Task brief: For the listing below, give the count of lines containing "الطبراني", and no other text.
━━━━━ Dataset records
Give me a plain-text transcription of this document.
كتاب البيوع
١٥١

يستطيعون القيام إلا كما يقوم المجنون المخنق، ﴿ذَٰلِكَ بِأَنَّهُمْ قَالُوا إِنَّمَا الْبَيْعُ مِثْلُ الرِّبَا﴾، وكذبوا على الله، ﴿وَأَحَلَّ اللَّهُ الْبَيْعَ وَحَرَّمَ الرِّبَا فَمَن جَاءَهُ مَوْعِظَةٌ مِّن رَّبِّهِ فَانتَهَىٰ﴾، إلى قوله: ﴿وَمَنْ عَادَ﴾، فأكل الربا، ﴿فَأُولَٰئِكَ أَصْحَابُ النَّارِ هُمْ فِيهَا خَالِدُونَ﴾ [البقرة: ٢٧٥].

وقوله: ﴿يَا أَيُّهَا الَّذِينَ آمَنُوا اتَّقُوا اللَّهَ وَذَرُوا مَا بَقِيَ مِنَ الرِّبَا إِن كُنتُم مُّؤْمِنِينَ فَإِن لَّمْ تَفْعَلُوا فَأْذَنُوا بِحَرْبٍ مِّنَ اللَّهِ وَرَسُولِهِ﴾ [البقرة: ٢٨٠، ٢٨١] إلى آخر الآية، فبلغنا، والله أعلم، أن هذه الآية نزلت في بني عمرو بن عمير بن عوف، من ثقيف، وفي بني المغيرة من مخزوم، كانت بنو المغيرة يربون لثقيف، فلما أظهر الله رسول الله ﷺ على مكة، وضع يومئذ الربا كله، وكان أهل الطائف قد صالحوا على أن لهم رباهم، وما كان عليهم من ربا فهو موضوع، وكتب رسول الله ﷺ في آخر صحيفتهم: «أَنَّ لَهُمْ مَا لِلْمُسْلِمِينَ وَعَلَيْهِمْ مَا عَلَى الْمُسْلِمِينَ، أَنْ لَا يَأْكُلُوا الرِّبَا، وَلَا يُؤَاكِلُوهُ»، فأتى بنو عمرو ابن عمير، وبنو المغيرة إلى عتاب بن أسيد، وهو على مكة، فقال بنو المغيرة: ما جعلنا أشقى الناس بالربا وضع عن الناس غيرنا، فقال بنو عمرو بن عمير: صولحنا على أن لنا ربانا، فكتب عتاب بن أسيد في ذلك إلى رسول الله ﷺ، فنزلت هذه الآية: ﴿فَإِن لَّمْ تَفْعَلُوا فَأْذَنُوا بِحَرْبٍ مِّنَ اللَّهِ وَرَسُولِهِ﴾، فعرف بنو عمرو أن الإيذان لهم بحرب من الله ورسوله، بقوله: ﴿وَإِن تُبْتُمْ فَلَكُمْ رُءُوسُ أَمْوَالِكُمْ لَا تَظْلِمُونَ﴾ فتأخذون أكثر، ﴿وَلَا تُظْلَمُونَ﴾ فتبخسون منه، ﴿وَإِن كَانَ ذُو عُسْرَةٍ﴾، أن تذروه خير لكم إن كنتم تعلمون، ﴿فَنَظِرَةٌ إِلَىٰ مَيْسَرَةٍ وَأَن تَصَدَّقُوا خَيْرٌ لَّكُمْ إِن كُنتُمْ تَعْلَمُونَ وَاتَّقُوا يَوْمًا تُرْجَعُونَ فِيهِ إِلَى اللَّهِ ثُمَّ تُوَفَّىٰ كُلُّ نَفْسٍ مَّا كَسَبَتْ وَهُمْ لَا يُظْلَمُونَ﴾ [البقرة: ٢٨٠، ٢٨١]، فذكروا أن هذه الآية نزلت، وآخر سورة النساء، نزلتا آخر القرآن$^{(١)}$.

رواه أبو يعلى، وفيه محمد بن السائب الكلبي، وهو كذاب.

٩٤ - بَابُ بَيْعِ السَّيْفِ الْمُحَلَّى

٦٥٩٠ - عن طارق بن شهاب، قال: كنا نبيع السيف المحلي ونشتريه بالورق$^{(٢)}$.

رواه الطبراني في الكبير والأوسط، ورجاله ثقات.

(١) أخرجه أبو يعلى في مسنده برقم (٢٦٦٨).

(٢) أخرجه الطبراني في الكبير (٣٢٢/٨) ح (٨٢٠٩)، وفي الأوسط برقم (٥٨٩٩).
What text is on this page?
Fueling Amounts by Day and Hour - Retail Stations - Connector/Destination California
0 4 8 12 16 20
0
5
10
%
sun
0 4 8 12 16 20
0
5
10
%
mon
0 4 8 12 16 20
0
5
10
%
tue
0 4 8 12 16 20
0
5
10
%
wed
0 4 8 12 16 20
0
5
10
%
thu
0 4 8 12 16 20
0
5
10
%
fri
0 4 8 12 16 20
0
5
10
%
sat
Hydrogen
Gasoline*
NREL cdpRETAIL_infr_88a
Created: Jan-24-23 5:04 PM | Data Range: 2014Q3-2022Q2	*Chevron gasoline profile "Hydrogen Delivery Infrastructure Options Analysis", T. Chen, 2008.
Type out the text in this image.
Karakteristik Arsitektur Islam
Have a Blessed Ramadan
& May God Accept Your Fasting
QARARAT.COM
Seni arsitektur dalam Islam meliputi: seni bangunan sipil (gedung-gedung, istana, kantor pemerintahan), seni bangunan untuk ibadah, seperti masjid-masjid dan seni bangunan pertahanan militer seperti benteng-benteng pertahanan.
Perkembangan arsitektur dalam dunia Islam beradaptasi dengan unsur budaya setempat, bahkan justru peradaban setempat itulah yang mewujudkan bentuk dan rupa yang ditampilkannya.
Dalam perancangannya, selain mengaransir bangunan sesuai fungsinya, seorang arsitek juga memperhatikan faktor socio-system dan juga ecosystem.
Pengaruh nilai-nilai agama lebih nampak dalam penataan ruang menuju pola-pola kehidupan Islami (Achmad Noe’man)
━━━━━━━━━━
Final answer: 2